Extrait fourni:
Le roi de Jordanie cherche à s'implanter dans la région après la normalisation des relations entre Doha et les États du Golfe

Abdallah II entame une tournée diplomatique au Qatar avec l'émir Al Thani

photo_camera IMAGE / COUR ROYALE HASHEMITE - L'émir du Qatar, Tamim bin Hamad Al Thani, reçoit le roi de Jordanie, Abdullah II, à Doha

L'agenda diplomatique du roi Abdallah II de Jordanie est intense. Dans les prochains jours, son itinéraire le conduira au Qatar, au Canada et aux États-Unis pour remettre la Jordanie sur la carte et se tailler une place dans une région effervescente en pleine transformation qui n'attend personne. Mais les préoccupations du royaume hachémite sont, en réalité, un peu plus prosaïques. Le palais Al-Maquar tente désespérément de surmonter les crises politiques, sociales et, surtout, économiques qui ont conduit à de fortes protestations à la fin de l'année dernière contre un gouvernement dysfonctionnel contrôlé par Abdallah II. 

Un peu plus de 24 heures après avoir accueilli le vétéran Premier ministre israélien Benjamin Netanyahu à Amman pour discuter du maintien du statut juridique de l'Esplanade des Mosquées, le roi de Jordanie était assis en face de l'émir du Qatar, Tamim bin Hamad Al Thani. Sur l'image publiée par la Cour royale hachémite, on peut voir Abdullah II lui-même, vêtu d'un pull à col roulé et d'une veste noirs, discuter avec un Al Thani souriant. On peut voir la ligne d'horizon nocturne de Doha en arrière-plan. L'atmosphère semble détendue. 

Une semaine s'est écoulée depuis la dernière rencontre entre le roi Abdallah II et l'émir Al Thani. Ils se sont rencontrés à Abu Dhabi à l'invitation du président des Émirats arabes unis, Cheikh Mohammed bin Zayed. Ils n'étaient pas seuls, mais accompagnés du sultan d'Oman, Haitham bin Tariq, du roi de Bahreïn, Hamad bin Isa Al Khalifa, et du président égyptien, Abdel Fattah El Sisi. Ils ont tous assisté à une réunion informelle qui a mis en évidence la normalisation des relations du Qatar avec ses voisins du Golfe. De manière significative, l'Arabie Saoudite et le Koweït étaient absents.

Amman s'est rangé du côté de Riyad, d'Abou Dhabi, du Caire et de Manama dans son différend avec Doha, au point de rompre les relations diplomatiques avec le petit pays du Golfe et de soutenir le blocus économique en 2017. Le bloc a accusé le Qatar de promouvoir le terrorisme et d'héberger les Frères musulmans sur son territoire. Cependant, la Jordanie a rétabli des contacts avec l'émirat en 2019, largement influencée par les sirènes de l'investissement en provenance de Doha. Les autres suivront deux ans plus tard.

Listing fourni:
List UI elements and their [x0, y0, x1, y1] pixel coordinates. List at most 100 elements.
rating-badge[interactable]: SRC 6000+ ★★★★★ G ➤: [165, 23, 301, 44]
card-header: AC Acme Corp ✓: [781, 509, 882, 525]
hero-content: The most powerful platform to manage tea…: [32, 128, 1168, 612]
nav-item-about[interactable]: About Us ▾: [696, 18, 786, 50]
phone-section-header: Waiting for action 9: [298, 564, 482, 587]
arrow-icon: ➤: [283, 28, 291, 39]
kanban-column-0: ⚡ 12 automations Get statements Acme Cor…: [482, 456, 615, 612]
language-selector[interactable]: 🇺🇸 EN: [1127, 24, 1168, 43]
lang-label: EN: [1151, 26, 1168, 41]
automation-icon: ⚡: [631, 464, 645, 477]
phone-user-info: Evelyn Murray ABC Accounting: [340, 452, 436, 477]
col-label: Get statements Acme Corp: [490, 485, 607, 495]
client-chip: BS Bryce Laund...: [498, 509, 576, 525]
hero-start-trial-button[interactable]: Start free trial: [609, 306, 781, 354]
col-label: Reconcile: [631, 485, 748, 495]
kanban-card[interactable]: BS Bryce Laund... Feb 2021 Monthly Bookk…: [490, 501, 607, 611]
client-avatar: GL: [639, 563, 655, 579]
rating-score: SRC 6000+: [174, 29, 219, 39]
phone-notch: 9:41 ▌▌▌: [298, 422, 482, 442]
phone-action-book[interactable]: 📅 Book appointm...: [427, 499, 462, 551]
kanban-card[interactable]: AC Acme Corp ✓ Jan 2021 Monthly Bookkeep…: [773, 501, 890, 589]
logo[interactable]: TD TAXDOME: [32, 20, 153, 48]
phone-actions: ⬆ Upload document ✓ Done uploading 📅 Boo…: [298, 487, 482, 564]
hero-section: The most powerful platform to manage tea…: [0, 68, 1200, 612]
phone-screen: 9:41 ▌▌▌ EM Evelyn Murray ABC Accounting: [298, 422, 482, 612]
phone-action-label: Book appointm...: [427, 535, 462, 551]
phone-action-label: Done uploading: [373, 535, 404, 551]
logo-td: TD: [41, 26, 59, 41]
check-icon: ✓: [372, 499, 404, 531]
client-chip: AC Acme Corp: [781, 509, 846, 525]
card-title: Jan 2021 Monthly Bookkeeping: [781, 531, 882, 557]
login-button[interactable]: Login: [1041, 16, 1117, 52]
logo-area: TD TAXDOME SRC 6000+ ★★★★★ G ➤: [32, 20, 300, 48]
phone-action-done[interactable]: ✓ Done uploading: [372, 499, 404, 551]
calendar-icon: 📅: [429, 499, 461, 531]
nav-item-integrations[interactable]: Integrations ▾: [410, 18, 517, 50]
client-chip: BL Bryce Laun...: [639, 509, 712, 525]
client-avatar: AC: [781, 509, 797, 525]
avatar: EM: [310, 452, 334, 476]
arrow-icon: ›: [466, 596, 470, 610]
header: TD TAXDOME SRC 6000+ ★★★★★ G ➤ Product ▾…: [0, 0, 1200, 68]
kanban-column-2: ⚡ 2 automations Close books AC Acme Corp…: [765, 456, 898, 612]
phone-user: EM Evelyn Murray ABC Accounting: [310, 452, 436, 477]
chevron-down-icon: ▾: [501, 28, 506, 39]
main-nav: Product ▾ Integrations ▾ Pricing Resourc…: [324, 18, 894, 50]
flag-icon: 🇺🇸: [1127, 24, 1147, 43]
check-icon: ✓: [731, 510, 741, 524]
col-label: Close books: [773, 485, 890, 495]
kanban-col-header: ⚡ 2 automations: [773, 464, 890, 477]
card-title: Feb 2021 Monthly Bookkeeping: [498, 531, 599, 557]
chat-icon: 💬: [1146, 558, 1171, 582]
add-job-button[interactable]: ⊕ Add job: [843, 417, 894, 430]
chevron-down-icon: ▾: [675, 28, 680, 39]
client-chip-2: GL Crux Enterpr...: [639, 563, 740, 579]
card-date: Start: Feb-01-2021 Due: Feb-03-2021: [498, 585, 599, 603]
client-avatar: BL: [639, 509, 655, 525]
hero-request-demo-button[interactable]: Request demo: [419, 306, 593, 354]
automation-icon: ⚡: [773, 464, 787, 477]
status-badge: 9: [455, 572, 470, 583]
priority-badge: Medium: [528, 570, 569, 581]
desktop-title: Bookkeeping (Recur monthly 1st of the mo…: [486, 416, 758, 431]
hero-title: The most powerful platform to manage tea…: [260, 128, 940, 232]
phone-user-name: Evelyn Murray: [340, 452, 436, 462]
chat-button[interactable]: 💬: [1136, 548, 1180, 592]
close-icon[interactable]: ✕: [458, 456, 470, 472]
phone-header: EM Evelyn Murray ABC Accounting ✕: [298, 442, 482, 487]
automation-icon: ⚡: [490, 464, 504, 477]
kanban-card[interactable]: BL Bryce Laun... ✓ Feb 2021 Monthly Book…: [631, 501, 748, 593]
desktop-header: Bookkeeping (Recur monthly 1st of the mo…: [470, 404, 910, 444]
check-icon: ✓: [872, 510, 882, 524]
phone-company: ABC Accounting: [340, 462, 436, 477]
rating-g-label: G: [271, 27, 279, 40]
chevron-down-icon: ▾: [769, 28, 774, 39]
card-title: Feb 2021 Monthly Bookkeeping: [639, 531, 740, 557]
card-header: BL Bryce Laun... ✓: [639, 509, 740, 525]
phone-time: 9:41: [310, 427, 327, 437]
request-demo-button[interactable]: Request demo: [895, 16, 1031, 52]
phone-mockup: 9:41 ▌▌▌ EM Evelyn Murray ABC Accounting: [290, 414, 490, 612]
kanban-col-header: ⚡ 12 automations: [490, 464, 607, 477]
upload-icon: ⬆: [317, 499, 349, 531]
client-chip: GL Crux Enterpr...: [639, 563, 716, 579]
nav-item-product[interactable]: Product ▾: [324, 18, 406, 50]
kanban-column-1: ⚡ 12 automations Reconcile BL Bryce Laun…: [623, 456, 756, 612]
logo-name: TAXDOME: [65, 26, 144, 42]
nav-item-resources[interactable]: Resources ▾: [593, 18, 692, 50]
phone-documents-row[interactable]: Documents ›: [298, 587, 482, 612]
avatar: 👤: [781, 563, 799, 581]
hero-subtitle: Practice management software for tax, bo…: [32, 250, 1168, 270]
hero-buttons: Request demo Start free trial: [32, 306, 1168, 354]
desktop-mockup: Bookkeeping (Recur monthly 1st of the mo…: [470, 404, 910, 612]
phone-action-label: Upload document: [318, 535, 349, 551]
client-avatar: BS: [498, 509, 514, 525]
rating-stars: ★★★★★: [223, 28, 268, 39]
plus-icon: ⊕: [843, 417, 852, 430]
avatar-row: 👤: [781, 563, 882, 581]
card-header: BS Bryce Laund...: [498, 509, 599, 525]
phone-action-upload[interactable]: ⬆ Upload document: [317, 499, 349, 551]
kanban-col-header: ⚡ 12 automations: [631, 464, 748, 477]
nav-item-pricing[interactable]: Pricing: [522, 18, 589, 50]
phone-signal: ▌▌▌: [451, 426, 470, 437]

Tâches à réaliser:
a) Résumez en deux phrases l'extrait sur la visite d'Abdallah II au Qatar.
b) Reproduisez tel quel le passage de l'extrait qui débute par « photo_camera IMAGE / » et se poursuit jusqu'à « par Abdallah II. » inclus.
Le listing n'a aucun rapport avec l'extrait.

Réponses par tâche:
a) Le roi Abdallah II de Jordanie, dont le palais tente de surmonter des crises politiques, sociales et économiques, a été reçu à Doha par l'émir du Qatar, Tamim bin Hamad Al Thani, une semaine après une réunion informelle à Abu Dhabi qui a mis en évidence la normalisation des relations du Qatar avec ses voisins du Golfe. Après avoir rompu ses relations diplomatiques avec Doha et soutenu le blocus économique en 2017, la Jordanie a rétabli des contacts avec l'émirat en 2019, largement attirée par les investissements qataris.

b)
photo_camera IMAGE / COUR ROYALE HASHEMITE - L'émir du Qatar, Tamim bin Hamad Al Thani, reçoit le roi de Jordanie, Abdullah II, à Doha

L'agenda diplomatique du roi Abdallah II de Jordanie est intense. Dans les prochains jours, son itinéraire le conduira au Qatar, au Canada et aux États-Unis pour remettre la Jordanie sur la carte et se tailler une place dans une région effervescente en pleine transformation qui n'attend personne. Mais les préoccupations du royaume hachémite sont, en réalité, un peu plus prosaïques. Le palais Al-Maquar tente désespérément de surmonter les crises politiques, sociales et, surtout, économiques qui ont conduit à de fortes protestations à la fin de l'année dernière contre un gouvernement dysfonctionnel contrôlé par Abdallah II.